Chart and figure data:
----

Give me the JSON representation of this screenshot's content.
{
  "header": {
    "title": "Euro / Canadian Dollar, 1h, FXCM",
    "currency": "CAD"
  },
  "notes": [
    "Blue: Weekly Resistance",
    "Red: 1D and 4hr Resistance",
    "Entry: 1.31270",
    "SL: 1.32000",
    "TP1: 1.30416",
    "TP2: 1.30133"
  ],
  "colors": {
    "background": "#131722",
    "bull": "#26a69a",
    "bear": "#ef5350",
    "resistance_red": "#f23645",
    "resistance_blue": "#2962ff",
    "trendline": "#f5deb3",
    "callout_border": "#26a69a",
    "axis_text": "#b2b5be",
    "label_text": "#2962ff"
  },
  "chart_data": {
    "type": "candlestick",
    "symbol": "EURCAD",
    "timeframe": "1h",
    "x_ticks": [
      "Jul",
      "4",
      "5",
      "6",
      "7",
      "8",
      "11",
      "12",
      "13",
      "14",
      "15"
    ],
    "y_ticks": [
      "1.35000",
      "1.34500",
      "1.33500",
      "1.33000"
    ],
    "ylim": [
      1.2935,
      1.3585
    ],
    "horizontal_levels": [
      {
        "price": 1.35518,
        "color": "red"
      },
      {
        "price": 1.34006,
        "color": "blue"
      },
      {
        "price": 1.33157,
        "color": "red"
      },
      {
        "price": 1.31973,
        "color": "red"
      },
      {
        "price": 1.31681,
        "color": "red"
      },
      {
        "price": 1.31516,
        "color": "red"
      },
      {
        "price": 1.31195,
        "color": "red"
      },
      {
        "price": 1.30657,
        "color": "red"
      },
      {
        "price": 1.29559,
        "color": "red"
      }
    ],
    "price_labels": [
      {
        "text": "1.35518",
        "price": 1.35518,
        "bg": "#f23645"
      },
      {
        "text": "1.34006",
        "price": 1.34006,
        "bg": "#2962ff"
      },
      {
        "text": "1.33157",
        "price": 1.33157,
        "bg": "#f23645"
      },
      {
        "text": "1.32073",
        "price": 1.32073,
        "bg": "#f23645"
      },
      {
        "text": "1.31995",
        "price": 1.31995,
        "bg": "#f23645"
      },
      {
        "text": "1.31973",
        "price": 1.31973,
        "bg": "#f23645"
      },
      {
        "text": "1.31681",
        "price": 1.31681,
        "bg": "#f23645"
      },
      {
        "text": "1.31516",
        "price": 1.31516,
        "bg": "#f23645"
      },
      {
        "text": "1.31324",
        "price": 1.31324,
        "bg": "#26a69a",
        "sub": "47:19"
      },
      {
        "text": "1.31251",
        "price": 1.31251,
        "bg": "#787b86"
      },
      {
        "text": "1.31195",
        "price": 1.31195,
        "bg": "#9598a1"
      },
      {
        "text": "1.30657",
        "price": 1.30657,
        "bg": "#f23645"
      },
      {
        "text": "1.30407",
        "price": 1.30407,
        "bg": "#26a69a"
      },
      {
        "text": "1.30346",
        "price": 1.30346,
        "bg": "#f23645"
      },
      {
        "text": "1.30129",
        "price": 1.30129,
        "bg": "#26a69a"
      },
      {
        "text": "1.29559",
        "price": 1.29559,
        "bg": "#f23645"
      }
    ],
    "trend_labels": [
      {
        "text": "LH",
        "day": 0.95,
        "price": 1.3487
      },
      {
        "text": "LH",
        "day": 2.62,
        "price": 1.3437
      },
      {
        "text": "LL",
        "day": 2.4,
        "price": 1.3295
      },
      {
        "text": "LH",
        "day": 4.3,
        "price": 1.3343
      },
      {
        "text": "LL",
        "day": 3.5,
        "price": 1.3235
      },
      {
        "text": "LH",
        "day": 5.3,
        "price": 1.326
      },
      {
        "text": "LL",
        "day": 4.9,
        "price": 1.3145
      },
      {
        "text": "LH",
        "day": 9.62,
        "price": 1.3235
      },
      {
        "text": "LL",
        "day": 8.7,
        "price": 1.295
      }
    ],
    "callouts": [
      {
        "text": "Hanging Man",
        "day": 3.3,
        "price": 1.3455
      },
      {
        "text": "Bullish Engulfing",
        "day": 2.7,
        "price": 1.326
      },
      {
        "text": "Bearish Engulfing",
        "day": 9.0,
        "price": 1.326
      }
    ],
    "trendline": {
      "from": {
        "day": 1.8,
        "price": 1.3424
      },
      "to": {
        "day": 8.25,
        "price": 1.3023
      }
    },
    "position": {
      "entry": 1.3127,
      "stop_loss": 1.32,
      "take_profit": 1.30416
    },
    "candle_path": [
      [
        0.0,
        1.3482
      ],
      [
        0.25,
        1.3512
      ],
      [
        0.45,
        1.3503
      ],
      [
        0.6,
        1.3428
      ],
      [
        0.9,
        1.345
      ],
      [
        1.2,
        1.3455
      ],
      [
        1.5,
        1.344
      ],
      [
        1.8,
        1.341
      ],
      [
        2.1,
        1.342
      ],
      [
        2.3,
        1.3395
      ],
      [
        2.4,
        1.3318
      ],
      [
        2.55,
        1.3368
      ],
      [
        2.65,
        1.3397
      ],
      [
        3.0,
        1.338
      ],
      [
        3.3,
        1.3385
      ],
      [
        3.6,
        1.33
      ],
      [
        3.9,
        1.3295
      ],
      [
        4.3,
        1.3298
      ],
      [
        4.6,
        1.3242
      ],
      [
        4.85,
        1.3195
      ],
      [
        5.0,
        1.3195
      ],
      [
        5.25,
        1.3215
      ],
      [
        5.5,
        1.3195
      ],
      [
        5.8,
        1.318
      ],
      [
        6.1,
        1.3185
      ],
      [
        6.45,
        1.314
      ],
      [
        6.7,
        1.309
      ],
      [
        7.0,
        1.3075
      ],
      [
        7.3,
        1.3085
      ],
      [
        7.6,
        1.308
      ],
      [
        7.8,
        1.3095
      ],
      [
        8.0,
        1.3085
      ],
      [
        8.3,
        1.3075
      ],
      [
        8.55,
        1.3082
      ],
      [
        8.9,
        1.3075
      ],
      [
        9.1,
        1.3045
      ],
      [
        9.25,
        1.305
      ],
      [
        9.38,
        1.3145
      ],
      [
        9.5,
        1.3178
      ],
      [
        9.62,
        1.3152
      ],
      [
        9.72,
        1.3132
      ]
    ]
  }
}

----

### WHAT YOU SHOULD DO
Pick out all the lines with the word "Engulfing" in them and copy them.

### THE RESPONSE
        "text": "Bullish Engulfing",
        "text": "Bearish Engulfing",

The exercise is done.